## Record excerpts:
---------------

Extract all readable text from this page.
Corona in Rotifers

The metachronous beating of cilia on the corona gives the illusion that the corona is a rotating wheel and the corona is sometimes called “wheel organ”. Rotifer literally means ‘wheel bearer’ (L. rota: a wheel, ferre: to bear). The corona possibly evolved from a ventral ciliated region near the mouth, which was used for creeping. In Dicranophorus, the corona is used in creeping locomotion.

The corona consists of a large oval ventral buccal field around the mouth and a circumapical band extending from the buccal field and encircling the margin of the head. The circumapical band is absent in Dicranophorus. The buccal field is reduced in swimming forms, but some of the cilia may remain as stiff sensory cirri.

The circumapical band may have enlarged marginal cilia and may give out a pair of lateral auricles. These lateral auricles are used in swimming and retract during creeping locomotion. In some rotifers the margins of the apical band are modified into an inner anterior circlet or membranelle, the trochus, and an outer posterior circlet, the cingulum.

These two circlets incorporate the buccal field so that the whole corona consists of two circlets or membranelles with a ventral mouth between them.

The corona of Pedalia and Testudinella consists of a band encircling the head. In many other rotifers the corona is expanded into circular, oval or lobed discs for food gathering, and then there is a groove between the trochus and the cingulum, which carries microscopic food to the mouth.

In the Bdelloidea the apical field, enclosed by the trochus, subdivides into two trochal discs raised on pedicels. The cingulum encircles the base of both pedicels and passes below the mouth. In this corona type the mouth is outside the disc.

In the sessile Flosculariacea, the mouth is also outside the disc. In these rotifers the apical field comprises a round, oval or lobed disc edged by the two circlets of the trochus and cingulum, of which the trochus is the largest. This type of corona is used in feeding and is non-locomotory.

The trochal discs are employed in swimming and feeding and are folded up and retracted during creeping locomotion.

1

---------------

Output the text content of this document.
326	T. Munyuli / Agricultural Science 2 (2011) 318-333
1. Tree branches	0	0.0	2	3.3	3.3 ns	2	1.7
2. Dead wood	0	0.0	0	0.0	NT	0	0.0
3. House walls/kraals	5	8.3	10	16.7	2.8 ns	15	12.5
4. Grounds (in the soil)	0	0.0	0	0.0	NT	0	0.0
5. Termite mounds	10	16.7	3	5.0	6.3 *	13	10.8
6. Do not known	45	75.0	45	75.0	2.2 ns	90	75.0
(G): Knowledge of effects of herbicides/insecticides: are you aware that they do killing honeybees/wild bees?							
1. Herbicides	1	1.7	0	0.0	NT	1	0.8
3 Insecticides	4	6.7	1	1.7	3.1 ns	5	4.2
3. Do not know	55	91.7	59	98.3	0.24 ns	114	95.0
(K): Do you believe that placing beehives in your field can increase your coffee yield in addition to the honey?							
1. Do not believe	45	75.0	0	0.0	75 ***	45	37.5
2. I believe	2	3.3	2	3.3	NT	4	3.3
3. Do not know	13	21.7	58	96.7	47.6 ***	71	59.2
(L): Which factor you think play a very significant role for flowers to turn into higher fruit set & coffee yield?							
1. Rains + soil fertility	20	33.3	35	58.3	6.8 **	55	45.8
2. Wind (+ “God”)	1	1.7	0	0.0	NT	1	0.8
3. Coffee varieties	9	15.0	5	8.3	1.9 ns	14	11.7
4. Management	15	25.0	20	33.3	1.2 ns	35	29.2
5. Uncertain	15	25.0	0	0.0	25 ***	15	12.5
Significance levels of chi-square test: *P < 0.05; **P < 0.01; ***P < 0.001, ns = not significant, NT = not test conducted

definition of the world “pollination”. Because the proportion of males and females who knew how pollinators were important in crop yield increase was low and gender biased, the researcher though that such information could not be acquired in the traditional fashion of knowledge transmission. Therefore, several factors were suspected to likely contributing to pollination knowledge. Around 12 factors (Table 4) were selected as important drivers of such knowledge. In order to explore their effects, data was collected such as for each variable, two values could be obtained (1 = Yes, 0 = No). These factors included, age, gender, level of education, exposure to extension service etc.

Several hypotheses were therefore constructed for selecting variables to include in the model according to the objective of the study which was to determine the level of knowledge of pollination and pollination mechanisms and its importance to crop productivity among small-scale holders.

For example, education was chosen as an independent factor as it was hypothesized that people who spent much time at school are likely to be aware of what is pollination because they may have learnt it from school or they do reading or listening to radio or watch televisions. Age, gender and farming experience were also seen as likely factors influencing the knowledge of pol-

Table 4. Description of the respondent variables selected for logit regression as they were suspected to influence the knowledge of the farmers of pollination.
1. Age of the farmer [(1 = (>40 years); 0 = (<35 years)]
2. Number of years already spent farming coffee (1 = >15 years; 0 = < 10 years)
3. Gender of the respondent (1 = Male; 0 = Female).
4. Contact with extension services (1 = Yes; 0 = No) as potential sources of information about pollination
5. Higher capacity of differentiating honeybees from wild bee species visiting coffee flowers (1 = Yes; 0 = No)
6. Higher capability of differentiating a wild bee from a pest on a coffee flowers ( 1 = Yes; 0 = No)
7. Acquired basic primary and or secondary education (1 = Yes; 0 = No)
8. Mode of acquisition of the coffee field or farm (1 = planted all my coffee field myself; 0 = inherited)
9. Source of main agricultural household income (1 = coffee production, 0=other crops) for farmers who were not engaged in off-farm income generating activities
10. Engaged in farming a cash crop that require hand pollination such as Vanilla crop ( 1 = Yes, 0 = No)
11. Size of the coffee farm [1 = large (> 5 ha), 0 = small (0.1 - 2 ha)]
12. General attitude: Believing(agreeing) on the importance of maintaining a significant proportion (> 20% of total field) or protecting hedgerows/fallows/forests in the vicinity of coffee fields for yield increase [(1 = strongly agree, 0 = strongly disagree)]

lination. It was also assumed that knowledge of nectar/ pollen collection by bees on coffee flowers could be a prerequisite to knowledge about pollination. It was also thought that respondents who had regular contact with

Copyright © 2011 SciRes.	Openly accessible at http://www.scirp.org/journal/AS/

---------------

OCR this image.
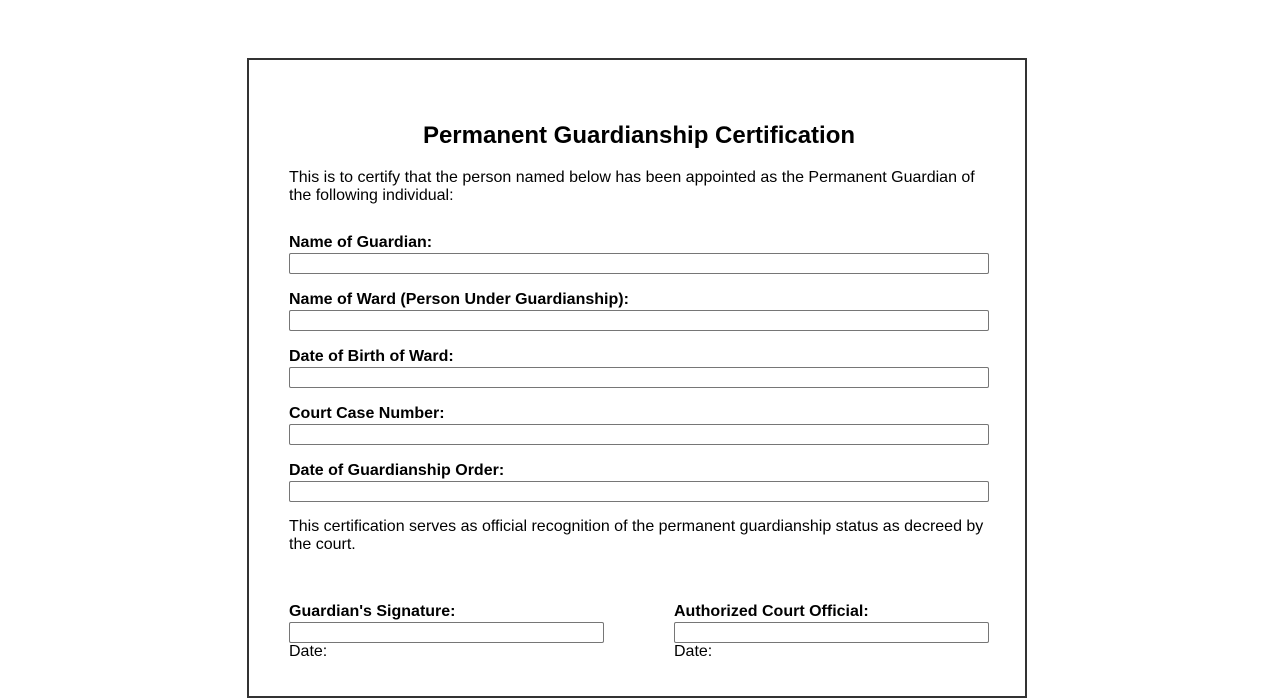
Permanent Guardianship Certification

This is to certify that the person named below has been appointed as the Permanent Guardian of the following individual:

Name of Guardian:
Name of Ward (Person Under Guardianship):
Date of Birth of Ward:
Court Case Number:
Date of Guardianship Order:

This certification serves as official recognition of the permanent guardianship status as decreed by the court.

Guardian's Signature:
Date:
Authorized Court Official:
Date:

---------------

## Given instruction:
Gather all lines from the listing above in which "Date" occurs.

## Exercise response:
Date of Birth of Ward:
Date of Guardianship Order:
Date:
Date:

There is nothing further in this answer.